__The request__
List each line in which the string "Martinszell" appears.

__Record list__
--- begin ---
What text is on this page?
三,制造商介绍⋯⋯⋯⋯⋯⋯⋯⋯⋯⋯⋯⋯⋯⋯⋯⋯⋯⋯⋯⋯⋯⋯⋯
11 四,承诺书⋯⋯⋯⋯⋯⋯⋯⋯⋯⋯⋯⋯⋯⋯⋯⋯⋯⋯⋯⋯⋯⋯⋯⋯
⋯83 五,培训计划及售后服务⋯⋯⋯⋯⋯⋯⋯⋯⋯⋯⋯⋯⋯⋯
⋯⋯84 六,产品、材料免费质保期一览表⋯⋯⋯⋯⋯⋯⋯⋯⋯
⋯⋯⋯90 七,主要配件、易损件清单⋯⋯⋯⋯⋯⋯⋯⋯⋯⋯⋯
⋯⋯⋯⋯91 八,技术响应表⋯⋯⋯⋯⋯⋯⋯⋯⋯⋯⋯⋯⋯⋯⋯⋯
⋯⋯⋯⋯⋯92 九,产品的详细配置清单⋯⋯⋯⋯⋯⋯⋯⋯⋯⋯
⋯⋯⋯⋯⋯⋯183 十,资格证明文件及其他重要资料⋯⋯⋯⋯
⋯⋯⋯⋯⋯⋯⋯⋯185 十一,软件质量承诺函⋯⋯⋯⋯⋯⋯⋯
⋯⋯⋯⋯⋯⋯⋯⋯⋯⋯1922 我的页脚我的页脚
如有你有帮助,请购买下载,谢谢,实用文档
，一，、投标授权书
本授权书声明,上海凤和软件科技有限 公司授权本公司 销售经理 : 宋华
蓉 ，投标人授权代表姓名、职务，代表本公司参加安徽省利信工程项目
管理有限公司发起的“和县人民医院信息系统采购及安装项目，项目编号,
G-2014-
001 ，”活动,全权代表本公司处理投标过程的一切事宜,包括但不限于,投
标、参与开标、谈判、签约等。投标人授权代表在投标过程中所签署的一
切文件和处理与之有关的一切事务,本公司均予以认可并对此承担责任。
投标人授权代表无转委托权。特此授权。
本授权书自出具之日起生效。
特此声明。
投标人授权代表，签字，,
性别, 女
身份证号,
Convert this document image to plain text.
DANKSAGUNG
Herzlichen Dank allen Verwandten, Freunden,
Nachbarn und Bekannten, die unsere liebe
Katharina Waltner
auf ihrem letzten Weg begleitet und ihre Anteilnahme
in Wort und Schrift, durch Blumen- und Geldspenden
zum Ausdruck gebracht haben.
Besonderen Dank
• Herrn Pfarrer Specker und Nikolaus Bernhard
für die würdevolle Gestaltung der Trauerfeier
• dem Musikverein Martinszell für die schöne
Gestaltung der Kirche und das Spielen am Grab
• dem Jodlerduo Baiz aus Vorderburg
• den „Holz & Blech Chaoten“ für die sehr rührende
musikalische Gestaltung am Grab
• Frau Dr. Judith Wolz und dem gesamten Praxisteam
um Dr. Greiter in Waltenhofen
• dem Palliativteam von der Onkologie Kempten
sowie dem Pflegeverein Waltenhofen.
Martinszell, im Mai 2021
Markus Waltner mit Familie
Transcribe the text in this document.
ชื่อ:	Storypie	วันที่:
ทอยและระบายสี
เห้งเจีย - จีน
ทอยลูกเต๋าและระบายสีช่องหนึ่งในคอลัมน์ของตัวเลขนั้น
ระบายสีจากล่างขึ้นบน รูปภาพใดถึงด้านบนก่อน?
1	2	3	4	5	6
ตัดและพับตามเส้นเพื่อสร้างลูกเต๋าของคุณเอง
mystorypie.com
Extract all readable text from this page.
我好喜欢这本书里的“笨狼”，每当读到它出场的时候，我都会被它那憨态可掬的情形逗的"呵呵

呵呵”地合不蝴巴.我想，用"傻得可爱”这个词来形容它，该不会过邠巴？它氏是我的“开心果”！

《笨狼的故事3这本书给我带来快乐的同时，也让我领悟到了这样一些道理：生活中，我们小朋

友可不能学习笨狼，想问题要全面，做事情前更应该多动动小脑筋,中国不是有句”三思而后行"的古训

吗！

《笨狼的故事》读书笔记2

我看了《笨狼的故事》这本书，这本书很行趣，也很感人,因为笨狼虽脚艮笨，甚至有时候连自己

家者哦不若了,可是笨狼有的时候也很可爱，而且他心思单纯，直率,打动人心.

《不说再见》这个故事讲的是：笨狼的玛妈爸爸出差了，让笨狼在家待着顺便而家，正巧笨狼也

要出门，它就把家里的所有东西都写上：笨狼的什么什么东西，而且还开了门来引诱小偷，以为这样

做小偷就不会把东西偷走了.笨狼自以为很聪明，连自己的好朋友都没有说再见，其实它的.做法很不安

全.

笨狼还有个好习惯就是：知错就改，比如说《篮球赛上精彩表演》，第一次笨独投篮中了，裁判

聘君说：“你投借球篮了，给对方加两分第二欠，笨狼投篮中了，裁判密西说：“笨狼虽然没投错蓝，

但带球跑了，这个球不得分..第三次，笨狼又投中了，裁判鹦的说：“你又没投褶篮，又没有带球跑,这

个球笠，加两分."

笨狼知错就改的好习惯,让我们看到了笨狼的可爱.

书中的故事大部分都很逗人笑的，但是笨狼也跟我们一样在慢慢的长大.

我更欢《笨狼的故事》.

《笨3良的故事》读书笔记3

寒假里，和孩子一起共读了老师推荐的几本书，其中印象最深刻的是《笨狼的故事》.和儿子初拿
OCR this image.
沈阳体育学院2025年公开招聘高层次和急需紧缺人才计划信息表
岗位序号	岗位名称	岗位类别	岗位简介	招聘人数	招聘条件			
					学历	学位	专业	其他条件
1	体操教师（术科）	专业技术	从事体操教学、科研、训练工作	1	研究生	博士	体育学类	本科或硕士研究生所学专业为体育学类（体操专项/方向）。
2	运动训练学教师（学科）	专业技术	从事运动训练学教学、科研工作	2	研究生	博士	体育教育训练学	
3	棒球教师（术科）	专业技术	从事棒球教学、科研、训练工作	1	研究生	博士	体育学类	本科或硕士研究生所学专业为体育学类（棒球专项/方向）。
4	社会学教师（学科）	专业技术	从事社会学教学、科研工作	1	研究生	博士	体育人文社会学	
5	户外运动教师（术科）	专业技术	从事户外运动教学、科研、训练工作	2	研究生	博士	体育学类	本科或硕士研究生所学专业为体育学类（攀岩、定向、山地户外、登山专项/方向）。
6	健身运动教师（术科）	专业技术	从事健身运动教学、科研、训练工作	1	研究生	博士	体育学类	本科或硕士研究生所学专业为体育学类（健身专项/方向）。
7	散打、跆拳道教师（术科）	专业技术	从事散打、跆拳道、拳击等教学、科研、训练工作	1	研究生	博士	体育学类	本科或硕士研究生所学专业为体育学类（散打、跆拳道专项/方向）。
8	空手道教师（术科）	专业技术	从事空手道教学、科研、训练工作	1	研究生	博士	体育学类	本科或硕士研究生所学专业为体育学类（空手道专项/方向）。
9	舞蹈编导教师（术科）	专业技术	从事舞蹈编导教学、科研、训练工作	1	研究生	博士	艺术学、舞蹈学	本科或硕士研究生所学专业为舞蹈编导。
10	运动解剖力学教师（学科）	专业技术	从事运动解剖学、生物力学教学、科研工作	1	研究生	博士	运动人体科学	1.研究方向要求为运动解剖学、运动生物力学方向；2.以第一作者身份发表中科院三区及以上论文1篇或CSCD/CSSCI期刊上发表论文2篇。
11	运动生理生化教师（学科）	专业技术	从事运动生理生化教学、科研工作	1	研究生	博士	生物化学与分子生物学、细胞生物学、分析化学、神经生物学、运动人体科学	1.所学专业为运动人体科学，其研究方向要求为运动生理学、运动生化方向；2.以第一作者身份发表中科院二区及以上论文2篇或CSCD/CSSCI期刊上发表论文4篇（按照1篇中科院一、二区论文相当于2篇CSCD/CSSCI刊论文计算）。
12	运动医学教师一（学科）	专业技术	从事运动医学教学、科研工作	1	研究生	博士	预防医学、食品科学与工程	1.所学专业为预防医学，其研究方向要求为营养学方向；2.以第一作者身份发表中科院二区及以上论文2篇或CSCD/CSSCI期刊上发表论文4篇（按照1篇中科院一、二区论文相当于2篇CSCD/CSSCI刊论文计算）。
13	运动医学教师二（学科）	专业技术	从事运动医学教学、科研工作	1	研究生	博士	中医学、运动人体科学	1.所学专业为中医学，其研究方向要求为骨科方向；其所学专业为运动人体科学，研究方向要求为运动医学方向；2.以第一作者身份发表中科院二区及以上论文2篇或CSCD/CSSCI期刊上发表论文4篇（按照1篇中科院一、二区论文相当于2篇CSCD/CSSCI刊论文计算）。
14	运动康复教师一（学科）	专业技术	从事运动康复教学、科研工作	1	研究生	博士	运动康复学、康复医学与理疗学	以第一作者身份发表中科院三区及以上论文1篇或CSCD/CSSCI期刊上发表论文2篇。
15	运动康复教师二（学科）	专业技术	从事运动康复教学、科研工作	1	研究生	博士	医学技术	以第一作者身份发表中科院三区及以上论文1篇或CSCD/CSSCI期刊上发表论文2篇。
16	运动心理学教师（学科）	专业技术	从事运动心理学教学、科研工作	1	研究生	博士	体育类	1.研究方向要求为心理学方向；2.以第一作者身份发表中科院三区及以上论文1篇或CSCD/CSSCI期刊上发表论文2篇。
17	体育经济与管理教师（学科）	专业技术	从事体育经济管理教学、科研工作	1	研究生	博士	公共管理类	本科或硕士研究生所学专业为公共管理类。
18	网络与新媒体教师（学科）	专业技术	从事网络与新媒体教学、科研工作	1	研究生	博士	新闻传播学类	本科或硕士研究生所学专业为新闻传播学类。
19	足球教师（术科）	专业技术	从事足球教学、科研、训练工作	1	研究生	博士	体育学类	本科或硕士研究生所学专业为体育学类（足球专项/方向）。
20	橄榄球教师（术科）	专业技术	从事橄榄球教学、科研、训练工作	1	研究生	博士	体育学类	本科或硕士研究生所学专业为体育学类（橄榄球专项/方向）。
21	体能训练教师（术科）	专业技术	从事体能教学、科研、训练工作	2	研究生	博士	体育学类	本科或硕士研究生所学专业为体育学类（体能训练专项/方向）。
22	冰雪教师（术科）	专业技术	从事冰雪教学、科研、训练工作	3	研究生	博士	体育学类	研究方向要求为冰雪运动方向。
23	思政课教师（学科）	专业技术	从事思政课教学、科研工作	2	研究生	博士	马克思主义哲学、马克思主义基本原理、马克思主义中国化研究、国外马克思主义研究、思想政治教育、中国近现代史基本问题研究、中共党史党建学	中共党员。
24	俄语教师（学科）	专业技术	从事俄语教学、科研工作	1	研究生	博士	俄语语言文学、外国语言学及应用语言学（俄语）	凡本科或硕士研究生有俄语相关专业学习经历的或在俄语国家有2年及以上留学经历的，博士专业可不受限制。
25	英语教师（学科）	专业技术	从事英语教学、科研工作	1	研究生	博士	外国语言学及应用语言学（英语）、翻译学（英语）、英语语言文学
--- end ---
__Full response__
• dem Musikverein Martinszell für die schöne
Martinszell, im Mai 2021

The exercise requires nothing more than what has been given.